** SET EXERCISE **
Go through the data below. Pull out every line that has the word "structured".

** RECORDS FOR THE TASK **
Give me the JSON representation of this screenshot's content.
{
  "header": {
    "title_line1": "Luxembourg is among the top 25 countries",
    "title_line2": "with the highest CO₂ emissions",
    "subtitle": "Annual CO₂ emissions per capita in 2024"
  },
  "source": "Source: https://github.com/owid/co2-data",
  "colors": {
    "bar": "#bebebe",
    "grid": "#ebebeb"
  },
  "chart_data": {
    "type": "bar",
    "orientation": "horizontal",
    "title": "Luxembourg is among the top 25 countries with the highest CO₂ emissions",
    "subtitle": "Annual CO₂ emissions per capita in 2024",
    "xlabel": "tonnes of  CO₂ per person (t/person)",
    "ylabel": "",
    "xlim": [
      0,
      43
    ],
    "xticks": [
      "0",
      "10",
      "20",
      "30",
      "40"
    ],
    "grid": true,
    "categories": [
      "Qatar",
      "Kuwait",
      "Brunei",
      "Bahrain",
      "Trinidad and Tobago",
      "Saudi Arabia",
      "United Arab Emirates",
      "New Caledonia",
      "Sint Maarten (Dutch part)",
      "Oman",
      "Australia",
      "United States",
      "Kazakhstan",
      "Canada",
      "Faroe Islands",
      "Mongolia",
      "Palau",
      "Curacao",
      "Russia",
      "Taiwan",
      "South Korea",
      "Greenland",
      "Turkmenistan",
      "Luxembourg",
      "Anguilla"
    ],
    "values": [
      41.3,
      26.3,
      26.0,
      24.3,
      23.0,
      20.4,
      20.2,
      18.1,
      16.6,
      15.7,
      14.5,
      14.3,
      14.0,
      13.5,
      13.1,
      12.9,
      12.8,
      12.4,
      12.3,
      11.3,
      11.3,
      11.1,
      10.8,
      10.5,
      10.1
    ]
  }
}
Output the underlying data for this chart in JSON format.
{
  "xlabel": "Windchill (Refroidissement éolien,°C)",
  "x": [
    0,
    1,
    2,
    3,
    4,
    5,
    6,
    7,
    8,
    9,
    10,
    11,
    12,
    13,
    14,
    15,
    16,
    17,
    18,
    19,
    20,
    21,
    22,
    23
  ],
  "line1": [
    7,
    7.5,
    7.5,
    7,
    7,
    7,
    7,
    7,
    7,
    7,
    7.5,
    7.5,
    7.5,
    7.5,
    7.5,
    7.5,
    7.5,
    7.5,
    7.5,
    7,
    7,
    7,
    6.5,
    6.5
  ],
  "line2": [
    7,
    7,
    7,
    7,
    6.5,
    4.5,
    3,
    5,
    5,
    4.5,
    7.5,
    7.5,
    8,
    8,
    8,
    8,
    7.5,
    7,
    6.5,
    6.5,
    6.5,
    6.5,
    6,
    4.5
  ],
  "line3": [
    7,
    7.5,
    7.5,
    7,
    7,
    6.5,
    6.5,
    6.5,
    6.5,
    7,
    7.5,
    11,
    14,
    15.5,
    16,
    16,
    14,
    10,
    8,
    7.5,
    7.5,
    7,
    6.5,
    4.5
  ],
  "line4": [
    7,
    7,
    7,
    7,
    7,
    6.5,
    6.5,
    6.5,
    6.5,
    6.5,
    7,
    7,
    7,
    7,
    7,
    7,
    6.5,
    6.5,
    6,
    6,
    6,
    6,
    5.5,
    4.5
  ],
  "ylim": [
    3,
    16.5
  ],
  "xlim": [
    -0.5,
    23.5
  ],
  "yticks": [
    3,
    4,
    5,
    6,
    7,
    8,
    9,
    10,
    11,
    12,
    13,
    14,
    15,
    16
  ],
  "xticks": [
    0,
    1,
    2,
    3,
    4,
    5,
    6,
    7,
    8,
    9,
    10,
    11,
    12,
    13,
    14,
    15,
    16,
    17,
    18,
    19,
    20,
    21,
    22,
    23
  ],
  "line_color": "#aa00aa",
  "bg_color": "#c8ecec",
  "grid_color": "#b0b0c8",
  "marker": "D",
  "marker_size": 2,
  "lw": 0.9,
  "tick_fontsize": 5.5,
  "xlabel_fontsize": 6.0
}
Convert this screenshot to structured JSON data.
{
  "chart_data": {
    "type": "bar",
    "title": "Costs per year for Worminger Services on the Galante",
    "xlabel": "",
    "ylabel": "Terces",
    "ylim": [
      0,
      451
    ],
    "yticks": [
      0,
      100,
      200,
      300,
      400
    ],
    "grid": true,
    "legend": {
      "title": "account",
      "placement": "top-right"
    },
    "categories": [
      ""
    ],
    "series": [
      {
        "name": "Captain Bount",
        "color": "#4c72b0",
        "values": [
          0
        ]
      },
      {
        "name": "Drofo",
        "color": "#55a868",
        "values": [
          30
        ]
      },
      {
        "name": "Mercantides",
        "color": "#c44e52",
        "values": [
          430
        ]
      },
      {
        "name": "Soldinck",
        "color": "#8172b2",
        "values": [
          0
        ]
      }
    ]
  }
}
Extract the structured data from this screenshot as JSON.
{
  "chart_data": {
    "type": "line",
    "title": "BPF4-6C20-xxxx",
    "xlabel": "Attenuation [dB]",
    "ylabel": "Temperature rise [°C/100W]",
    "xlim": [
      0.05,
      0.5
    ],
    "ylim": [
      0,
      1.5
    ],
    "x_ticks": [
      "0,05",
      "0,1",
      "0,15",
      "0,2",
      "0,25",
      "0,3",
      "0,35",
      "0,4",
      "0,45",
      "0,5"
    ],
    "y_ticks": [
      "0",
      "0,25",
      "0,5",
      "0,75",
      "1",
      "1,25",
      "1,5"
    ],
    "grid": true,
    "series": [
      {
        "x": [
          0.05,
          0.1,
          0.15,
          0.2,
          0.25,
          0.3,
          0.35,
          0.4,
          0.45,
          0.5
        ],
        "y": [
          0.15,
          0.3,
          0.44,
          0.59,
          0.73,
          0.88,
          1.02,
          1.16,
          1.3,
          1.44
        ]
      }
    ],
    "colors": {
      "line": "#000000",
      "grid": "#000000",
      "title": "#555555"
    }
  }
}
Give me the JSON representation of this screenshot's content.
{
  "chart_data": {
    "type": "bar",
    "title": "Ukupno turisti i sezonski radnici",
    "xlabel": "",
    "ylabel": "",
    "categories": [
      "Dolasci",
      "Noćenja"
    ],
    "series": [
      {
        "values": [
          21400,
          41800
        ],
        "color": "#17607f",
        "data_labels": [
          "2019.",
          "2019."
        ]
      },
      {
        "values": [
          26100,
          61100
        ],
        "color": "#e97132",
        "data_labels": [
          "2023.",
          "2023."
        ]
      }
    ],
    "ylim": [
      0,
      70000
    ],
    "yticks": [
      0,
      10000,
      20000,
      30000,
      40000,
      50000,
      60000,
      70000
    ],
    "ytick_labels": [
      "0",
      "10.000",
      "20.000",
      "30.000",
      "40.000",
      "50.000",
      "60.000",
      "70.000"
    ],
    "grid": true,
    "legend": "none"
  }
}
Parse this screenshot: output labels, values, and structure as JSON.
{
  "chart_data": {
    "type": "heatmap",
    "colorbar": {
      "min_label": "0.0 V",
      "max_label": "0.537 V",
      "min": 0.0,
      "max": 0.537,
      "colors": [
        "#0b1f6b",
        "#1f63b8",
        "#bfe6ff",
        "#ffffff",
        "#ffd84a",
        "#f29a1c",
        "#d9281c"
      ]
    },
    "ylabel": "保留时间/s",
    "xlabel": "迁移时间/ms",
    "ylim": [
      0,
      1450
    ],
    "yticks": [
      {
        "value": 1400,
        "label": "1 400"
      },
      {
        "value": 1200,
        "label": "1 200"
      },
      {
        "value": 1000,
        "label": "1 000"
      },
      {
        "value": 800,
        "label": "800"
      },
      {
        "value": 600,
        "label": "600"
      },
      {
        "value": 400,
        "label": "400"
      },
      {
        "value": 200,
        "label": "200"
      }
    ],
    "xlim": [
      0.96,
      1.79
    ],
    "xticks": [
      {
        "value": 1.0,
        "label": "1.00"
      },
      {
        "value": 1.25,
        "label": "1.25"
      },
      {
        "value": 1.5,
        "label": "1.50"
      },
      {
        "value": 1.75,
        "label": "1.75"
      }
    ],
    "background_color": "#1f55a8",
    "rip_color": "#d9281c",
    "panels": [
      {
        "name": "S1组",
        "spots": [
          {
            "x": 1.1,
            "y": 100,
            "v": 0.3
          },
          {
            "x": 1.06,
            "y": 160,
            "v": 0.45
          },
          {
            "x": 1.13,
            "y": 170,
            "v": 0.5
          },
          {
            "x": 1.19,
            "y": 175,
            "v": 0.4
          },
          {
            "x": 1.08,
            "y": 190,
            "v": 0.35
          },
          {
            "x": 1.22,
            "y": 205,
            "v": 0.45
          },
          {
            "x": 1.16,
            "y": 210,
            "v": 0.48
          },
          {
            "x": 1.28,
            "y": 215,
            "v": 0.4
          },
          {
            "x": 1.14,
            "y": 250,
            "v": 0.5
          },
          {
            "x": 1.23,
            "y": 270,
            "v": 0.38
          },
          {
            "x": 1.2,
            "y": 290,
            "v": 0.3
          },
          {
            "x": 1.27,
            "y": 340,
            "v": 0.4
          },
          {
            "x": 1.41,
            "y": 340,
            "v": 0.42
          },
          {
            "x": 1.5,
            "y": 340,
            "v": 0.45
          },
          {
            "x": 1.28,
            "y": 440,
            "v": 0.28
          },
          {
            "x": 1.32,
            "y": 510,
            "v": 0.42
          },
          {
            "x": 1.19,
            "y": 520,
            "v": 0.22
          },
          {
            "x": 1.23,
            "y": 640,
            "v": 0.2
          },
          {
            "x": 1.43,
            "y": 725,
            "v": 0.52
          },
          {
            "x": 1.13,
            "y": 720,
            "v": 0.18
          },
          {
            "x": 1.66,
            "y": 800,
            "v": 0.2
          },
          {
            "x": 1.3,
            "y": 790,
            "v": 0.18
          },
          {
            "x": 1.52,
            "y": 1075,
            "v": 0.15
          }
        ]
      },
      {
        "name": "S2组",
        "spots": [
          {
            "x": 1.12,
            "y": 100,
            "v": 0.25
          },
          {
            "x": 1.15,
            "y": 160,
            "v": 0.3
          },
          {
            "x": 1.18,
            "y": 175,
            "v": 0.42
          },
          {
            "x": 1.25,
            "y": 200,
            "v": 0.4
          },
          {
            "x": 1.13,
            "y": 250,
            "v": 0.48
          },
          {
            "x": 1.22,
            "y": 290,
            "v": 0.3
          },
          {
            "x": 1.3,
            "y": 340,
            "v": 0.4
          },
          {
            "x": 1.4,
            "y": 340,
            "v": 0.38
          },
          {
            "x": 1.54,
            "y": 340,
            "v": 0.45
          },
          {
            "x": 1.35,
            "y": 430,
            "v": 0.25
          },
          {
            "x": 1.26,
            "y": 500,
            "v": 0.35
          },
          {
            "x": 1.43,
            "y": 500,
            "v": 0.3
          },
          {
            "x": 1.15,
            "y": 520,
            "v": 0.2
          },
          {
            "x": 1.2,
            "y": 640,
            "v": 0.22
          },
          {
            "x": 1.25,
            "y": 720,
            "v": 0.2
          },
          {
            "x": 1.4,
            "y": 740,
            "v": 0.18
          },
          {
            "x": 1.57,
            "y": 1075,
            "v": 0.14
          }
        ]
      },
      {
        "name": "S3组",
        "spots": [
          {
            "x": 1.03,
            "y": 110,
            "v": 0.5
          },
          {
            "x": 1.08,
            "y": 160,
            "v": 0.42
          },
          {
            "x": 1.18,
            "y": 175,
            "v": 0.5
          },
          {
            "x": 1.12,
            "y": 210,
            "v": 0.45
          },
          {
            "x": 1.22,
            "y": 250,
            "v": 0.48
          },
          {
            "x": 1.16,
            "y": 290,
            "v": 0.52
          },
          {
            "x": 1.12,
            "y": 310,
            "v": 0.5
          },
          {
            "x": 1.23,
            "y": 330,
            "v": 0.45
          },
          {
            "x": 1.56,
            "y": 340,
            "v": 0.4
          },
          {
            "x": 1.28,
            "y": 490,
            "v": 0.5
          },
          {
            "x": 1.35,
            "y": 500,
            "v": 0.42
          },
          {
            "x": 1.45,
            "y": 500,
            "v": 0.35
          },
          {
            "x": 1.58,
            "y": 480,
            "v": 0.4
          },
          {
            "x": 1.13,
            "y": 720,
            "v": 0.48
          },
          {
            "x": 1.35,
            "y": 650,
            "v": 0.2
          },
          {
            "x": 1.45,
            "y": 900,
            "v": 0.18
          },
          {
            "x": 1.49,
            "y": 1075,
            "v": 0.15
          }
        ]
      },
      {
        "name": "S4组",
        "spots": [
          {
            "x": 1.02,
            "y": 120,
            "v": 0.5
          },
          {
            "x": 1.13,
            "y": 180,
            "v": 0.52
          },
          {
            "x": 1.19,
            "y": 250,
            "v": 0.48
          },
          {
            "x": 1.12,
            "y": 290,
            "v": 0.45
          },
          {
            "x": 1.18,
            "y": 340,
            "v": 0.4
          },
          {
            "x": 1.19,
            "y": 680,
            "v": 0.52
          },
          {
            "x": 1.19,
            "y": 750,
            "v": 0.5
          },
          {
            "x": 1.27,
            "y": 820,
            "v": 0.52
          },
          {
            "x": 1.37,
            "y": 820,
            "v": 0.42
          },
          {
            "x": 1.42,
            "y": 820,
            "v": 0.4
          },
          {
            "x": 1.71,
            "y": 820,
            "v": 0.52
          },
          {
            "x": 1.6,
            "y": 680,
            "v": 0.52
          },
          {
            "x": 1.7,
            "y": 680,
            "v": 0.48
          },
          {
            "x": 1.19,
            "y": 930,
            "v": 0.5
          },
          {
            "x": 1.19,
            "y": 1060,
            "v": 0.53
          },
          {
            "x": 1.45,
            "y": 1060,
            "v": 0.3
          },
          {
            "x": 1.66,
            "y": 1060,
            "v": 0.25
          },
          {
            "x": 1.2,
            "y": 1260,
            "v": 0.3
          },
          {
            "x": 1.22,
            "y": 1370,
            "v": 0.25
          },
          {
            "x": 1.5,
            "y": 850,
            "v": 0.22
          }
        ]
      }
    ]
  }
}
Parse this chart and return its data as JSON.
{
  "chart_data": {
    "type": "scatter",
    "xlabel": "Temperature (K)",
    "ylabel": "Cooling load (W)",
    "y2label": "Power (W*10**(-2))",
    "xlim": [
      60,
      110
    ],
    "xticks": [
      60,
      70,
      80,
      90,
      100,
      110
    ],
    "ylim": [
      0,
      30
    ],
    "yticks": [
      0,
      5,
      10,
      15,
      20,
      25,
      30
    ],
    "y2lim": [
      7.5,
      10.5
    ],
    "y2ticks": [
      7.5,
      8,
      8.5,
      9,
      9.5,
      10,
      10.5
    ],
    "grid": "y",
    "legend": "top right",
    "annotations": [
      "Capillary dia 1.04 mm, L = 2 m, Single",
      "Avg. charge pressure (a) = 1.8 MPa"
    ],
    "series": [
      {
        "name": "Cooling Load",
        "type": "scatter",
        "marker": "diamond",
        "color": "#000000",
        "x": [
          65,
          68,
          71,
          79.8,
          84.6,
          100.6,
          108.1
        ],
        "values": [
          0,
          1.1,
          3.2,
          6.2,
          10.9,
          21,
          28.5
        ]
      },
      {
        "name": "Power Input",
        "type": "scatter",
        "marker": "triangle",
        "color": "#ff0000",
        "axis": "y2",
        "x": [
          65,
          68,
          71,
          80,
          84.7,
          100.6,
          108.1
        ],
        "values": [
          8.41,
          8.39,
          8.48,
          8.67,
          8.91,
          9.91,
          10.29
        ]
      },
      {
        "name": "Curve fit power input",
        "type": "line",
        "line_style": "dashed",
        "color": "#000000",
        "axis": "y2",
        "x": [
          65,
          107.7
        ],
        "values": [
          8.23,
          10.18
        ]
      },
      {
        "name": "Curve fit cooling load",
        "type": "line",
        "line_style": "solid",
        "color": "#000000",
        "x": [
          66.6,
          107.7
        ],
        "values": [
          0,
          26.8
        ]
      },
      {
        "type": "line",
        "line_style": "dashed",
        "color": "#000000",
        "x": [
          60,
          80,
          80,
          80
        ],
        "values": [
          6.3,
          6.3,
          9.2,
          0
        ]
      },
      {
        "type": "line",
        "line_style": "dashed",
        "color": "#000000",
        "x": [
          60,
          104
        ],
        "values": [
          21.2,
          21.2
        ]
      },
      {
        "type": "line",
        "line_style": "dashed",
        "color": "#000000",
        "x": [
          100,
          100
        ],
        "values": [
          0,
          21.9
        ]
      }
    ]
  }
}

** EXERCISE OUTPUT **
Convert this screenshot to structured JSON data.
Extract the structured data from this screenshot as JSON.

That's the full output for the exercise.